Problem description -
Continue the guidance on IP carve-outs from where it stops.
##### Document passage #####
The contract should state whether improvements to excluded IP remain with the original owner, become project IP, or are licensed on agreed terms. Without that wording, both sides may claim the same development work.
4. Match the carve-out to third-party IP and open source use
A business cannot assign rights it does not own. If the work includes third-party software, stock assets, licensed fonts, external datasets, or open source components, the customer’s rights may be limited by those upstream terms.
This needs to be addressed explicitly. Otherwise, a customer may think it has full ownership when some parts can only be used under a separate licence or subject to compliance obligations.
The contract should identify:
- any third-party materials included in the deliverables
- whether those materials are excluded IP
- what licence terms apply to them
- who is responsible for obtaining permissions
- whether any open source conditions affect commercial use, disclosure, or distribution
5. Consider confidential information and know-how
Not every valuable asset is registered IP. Trade secrets, methods, formulas, internal workflows, customer selection criteria, and technical know-how may be some of the most important assets in the deal.
If you want those kept outside the transfer, the carve-out should sit alongside strong confidentiality wording. Otherwise, the parties may preserve ownership in theory but still disclose the material too widely in practice.
6. Check what happens on termination
Termination wording often exposes whether the IP position has really been thought through. If the relationship ends early, who can keep using the deliverables, and on what basis?
Before you sign, make sure the agreement covers:
- whether licences survive termination
- whether unpaid fees affect use rights
- whether confidential and excluded materials must be returned or deleted
- whether each party can keep archival copies for legal or compliance reasons
- whether transition assistance is needed so the customer can continue operating
7. Make sure the carve-out fits the commercial reality
The best drafting still fails if it does not reflect how the work will actually be done. If a supplier says it is creating something entirely bespoke, but really intends to build on an existing platform, the carve-out should say so plainly. If a customer expects exclusive control, that expectation must be matched by the IP clauses.
This is especially important before you invest in branding, before you register a trade mark, domain, or print packaging, or before you spend money on development that depends on ownership certainty.
##### Data block #####
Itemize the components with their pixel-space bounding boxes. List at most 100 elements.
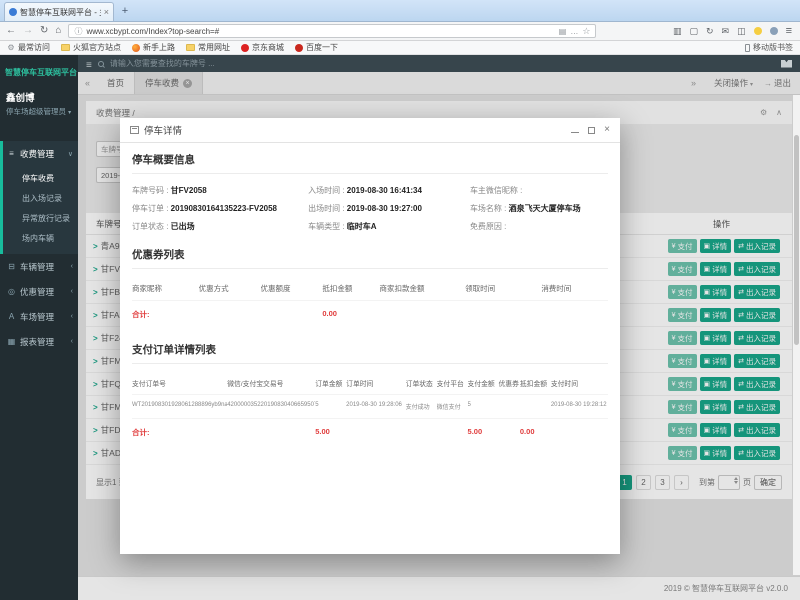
#####
Answer for this exercise -
Common Mistakes With IP Carve-out Agreements
The most common mistake is treating the carve-out as a drafting detail when it is really a commercial control issue.
Once the relationship sours, generic clauses rarely solve the problem. The contract needs to reflect the actual boundaries of ownership and use from the start.
Using vague terms like “pre-existing materials” without examples
That phrase sounds sensible, but it often creates arguments. Does it include updated templates, modified code libraries, partially reused concepts, or material created during the early proposal stage?
Concrete definitions work better. If certain assets matter, identify them by category, schedule, or specific description.
Assuming payment means full ownership
Many customers assume that if they paid for the work, they own everything connected to it. Many suppliers assume the opposite, especially where they used their own tools and know-how. Both assumptions can be wrong.
Payment terms and IP ownership are separate issues. The contract needs to spell out whether the deal is for an assignment, a limited licence, or a hybrid structure with carve-outs.
Leaving improvements unaddressed
This is where disputes often become technical and expensive. If an existing platform is adapted for one customer, each side may later claim the updated components. The supplier may say the enhancements are part of its core product. The customer may say the enhancements were funded under the project and belong to it.
A simple clause on improvements can prevent a much larger disagreement later.
Forgetting practical use rights
A business may successfully preserve its excluded IP, but still draft the customer’s use rights too narrowly. That can leave the customer unable to operate, maintain, edit, or migrate what it has paid for.
The reverse also happens. A customer may negotiate broad rights for internal use, but the wording accidentally allows wider reuse, sublicensing, or disclosure than the supplier intended.
Relying on proposal documents and email chains
Founders often think a proposal, statement of work, or negotiation email is enough to protect background IP. It usually is not, especially where the signed contract contains an entire agreement clause or broad IP assignment wording.
Before you sign, make sure the final agreement includes the carve-out in the operative clauses, not just in commercial notes or side correspondence.
Ignoring group company and contractor issues
The party signing the contract may not be the only entity involved in creating or owning the IP. A group company may own the software platform. Freelancers may have produced some of the design assets. External developers may have written parts of the code.
If your business does not control those rights properly, the carve-out may promise more than you can legally give. This is where internal IP ownership documents, contractor agreements, and assignment clauses matter.
Using one-size-fits-all precedent wording
An IP carve-out for a branding project should not look identical to one for software, manufacturing, or a business asset sale. The categories of IP, the use rights, and the termination risks are different.
Generic templates often miss what matters most in the actual transaction. That is why founders should pressure-test the wording against the real deliverables, the real workflow, and what each side needs after the deal ends.
FAQs
Do all service agreements need an IP carve-out?
No. Some contracts are simple enough that a basic ownership clause works. A carve-out is usually needed where one party brings valuable existing IP into the work, or where broad assignment wording could accidentally capture more than the parties intended.
Can an IP carve-out sit inside a main contract instead of a separate agreement?
Yes. Many carve-outs appear inside the main commercial contract. A separate agreement is more useful where excluded assets need detailed schedules, where negotiations are sensitive, or where the parties need to amend an existing deal.
Does a carve-out mean the customer gets no rights to use the excluded IP?
No. A carve-out only means the excluded IP is not transferred outright. The customer may still receive a licence to use it, and the scope of that licence should be stated clearly.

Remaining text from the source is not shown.